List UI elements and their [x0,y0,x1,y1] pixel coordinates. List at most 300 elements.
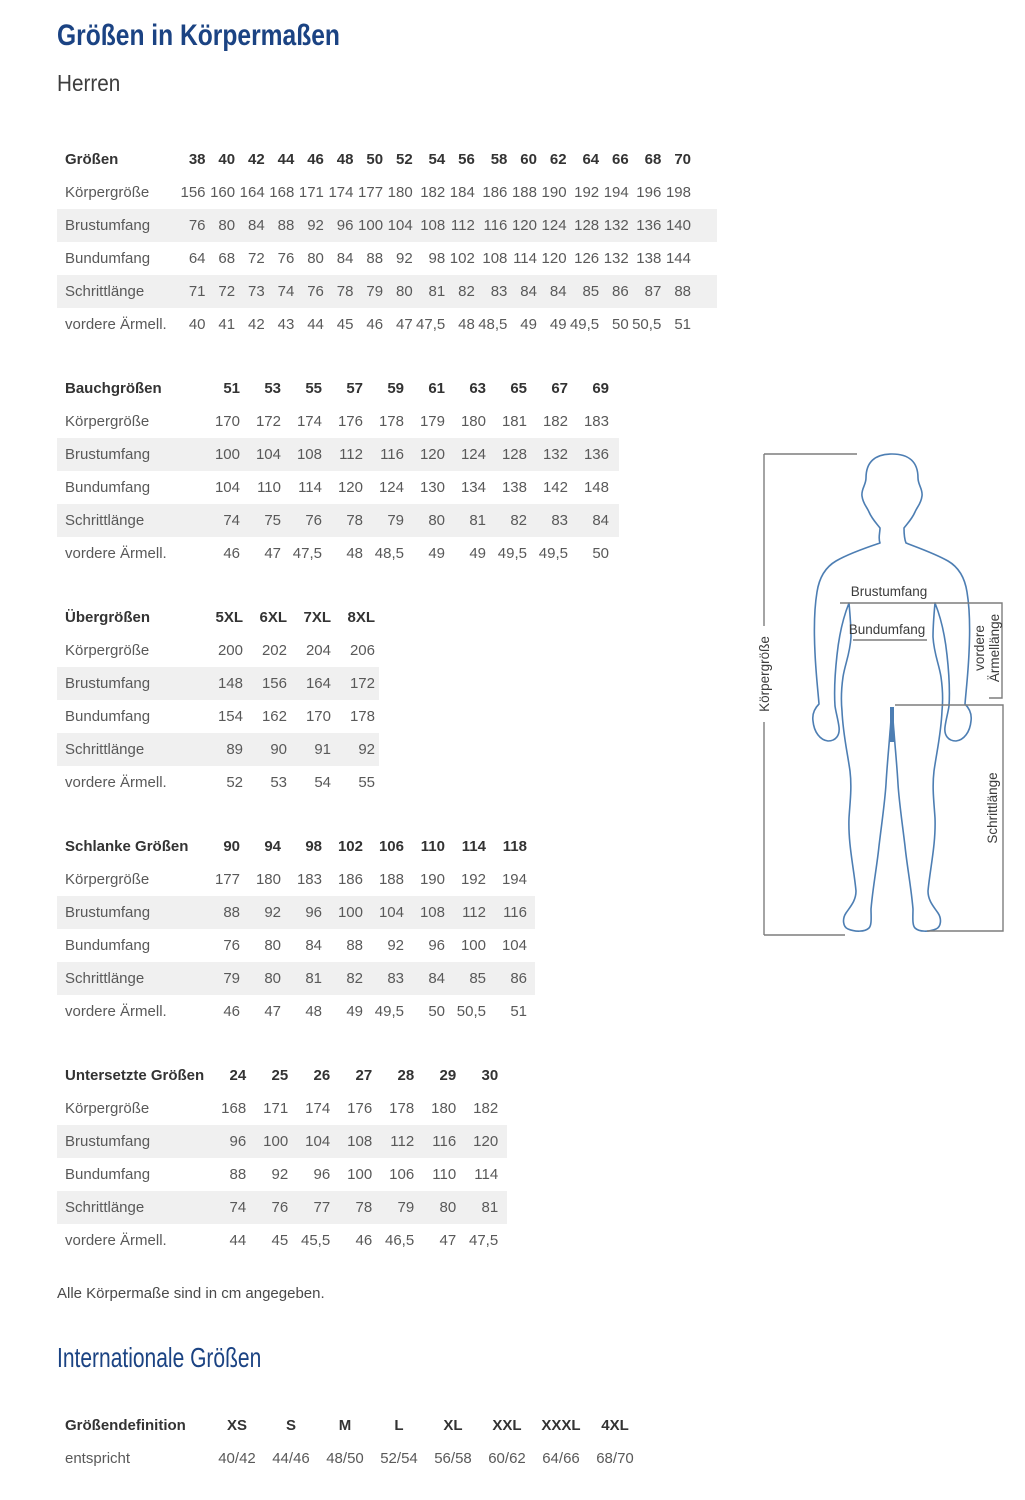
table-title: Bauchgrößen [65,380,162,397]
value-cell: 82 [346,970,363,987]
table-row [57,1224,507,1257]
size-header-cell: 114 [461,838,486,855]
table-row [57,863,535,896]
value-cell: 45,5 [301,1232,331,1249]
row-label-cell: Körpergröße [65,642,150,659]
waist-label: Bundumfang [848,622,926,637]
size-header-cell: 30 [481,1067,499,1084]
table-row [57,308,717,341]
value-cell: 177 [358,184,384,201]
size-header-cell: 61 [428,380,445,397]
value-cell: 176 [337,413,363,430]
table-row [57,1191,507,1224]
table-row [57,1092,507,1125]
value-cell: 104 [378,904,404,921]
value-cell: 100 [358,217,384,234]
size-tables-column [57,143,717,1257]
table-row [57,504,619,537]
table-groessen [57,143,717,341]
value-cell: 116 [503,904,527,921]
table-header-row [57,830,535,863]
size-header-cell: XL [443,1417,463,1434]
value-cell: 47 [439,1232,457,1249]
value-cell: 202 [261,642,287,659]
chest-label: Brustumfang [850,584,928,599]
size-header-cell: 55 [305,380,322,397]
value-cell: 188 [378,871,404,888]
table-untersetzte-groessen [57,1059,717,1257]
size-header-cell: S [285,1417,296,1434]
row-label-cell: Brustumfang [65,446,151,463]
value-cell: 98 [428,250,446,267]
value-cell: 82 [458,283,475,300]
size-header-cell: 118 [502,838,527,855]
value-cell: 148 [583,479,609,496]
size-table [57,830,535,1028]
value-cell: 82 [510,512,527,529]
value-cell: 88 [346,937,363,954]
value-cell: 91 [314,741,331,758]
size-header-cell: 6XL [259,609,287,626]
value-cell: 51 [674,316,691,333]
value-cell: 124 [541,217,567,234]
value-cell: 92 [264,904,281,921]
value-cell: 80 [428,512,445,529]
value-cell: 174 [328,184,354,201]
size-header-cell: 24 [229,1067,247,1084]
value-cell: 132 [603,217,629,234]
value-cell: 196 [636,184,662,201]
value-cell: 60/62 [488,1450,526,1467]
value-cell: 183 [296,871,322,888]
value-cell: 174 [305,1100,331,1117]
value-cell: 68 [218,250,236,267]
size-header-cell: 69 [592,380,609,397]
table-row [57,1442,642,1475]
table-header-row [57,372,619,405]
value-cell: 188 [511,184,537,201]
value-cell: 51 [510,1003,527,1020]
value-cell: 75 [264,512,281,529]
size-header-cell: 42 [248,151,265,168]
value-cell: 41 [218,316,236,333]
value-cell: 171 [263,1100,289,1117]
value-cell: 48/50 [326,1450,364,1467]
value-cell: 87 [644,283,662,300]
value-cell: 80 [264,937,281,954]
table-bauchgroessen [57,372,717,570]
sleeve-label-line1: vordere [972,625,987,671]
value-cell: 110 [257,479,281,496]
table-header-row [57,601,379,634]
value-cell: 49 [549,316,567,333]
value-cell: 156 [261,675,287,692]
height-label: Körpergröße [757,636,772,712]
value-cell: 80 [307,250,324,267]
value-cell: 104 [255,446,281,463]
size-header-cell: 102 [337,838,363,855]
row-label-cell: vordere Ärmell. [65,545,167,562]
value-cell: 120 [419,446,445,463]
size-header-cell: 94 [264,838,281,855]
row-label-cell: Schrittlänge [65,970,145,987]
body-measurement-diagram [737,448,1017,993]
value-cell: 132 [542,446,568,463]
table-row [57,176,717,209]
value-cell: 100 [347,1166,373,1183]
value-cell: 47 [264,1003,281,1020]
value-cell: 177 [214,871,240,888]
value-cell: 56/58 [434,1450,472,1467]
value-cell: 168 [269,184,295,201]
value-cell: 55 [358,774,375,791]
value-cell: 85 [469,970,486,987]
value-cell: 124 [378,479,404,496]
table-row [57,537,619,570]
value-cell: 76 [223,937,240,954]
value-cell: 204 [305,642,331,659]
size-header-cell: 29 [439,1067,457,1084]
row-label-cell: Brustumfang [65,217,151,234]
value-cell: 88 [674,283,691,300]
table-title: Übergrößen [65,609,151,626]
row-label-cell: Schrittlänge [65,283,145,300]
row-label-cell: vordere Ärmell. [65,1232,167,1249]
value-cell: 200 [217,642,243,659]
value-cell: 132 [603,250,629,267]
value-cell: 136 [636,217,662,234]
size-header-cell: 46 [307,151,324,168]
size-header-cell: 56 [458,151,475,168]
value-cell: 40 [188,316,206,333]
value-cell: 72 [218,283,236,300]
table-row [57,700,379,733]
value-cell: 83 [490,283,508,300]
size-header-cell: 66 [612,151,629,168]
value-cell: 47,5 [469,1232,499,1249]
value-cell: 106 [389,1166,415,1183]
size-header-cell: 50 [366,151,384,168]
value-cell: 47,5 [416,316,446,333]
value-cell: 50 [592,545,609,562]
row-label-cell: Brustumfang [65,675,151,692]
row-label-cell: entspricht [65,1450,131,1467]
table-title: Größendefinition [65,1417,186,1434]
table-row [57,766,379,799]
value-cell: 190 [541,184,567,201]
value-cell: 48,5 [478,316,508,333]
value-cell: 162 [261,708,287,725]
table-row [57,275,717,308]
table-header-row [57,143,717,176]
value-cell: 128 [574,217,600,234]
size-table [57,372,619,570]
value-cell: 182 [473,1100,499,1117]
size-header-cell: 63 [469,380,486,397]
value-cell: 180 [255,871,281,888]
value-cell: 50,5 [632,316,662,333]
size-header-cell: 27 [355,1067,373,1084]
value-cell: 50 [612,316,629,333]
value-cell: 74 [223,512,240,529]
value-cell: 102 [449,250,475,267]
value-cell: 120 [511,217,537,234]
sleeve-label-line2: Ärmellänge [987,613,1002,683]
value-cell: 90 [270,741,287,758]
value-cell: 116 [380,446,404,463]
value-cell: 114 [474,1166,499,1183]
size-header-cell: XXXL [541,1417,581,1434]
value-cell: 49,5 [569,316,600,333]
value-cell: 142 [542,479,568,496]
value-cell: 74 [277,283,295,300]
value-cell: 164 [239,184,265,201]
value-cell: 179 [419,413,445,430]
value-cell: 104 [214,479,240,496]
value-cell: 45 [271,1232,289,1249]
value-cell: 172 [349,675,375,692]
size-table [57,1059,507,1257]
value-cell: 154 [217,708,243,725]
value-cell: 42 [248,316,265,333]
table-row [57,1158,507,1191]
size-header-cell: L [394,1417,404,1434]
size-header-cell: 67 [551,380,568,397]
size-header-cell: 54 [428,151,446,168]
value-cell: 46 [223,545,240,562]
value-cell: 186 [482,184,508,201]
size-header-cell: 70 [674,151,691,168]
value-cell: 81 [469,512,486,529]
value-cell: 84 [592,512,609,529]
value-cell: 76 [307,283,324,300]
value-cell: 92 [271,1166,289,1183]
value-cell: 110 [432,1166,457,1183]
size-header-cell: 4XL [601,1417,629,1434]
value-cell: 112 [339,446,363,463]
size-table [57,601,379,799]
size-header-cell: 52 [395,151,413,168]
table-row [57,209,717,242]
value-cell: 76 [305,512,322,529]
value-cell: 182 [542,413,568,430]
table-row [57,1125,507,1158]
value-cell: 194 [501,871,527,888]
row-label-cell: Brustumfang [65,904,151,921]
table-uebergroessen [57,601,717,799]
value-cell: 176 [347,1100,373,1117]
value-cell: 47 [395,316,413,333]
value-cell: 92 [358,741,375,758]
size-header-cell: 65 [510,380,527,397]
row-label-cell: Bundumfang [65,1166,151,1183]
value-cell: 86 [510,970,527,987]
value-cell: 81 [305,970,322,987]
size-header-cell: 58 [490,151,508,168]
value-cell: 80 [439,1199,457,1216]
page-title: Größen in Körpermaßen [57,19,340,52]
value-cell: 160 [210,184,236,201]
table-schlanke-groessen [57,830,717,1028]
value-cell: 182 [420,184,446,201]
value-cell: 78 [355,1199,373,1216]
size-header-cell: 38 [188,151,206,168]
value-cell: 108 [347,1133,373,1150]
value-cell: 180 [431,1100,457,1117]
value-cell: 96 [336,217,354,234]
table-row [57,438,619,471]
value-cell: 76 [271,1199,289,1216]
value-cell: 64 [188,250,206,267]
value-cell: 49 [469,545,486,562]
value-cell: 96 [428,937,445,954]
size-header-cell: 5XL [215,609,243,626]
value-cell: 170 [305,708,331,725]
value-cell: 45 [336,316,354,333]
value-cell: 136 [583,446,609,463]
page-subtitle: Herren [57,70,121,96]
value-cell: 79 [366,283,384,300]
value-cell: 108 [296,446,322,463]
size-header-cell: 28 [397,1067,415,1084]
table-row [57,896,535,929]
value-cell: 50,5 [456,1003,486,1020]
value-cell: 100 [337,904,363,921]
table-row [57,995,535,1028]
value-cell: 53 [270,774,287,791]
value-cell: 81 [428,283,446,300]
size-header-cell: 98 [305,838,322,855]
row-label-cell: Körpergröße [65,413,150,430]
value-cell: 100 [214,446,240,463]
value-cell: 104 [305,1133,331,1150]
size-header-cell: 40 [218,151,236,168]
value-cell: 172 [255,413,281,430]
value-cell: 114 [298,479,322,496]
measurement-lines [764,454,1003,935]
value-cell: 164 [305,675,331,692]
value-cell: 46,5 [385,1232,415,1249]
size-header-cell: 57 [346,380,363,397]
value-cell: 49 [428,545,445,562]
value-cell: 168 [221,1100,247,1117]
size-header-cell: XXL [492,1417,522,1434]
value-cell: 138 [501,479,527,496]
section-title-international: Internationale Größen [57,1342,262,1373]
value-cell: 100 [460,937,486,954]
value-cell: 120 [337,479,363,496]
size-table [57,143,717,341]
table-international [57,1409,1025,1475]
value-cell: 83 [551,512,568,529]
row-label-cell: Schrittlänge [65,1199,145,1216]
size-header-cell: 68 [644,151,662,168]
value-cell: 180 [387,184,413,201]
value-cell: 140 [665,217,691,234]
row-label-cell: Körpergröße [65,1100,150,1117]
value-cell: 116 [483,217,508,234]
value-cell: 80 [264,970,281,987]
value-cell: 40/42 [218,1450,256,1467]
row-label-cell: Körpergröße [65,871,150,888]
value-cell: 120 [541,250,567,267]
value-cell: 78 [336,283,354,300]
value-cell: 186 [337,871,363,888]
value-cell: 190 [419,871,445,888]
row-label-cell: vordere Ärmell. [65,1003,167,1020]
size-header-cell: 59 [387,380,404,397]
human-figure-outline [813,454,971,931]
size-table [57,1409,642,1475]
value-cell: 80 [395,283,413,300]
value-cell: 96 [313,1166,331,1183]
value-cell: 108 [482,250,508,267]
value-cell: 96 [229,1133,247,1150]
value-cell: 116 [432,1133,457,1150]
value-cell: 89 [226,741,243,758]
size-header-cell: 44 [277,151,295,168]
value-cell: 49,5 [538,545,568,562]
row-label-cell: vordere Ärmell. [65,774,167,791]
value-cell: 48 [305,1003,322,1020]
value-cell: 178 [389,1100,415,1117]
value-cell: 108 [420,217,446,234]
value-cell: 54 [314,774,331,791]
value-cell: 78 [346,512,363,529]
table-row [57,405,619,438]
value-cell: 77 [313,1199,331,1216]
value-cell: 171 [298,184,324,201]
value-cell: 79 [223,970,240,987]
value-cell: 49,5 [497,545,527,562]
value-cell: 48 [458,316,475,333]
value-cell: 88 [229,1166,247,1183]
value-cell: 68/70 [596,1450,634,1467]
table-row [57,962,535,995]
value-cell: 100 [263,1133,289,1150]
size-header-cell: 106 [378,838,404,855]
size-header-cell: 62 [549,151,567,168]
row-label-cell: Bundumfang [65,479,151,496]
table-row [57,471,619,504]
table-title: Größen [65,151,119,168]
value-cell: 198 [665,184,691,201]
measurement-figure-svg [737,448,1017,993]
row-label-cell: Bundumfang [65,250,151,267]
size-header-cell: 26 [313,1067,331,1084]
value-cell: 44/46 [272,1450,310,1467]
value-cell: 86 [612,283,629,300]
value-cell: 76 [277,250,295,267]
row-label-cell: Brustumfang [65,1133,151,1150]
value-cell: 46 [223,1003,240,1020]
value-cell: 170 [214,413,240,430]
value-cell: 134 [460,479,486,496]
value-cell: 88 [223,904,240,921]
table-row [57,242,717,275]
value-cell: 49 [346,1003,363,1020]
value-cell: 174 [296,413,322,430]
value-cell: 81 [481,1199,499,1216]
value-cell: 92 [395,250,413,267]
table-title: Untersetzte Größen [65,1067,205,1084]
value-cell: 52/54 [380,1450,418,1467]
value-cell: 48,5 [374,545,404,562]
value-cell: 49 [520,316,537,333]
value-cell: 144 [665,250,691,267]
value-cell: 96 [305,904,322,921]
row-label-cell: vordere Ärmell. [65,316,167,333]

***

- DESCRIPTION OF THE TASK
Retype the lines of the records from the line with "table-title: Bauchgrößen [65,380,162,397]" up to and including the line with "value-cell: 88 [346,937,363,954]", keeping each one unchanged.

- CORRECT RESULT
table-title: Bauchgrößen [65,380,162,397]
value-cell: 82 [346,970,363,987]
table-row [57,1224,507,1257]
size-header-cell: 114 [461,838,486,855]
table-row [57,863,535,896]
value-cell: 45,5 [301,1232,331,1249]
row-label-cell: Körpergröße [65,642,150,659]
waist-label: Bundumfang [848,622,926,637]
size-header-cell: 30 [481,1067,499,1084]
table-row [57,308,717,341]
value-cell: 177 [358,184,384,201]
size-header-cell: 61 [428,380,445,397]
value-cell: 176 [337,413,363,430]
table-row [57,1191,507,1224]
table-row [57,1092,507,1125]
value-cell: 104 [378,904,404,921]
value-cell: 100 [358,217,384,234]
size-tables-column [57,143,717,1257]
table-row [57,504,619,537]
table-groessen [57,143,717,341]
value-cell: 116 [503,904,527,921]
table-header-row [57,830,535,863]
size-header-cell: XL [443,1417,463,1434]
value-cell: 47 [439,1232,457,1249]
value-cell: 202 [261,642,287,659]
chest-label: Brustumfang [850,584,928,599]
size-header-cell: 55 [305,380,322,397]
value-cell: 188 [378,871,404,888]
table-untersetzte-groessen [57,1059,717,1257]
size-header-cell: S [285,1417,296,1434]
row-label-cell: Brustumfang [65,446,151,463]
value-cell: 98 [428,250,446,267]
value-cell: 82 [458,283,475,300]
size-header-cell: 118 [502,838,527,855]
value-cell: 148 [583,479,609,496]
size-table [57,830,535,1028]
value-cell: 82 [510,512,527,529]
value-cell: 88 [346,937,363,954]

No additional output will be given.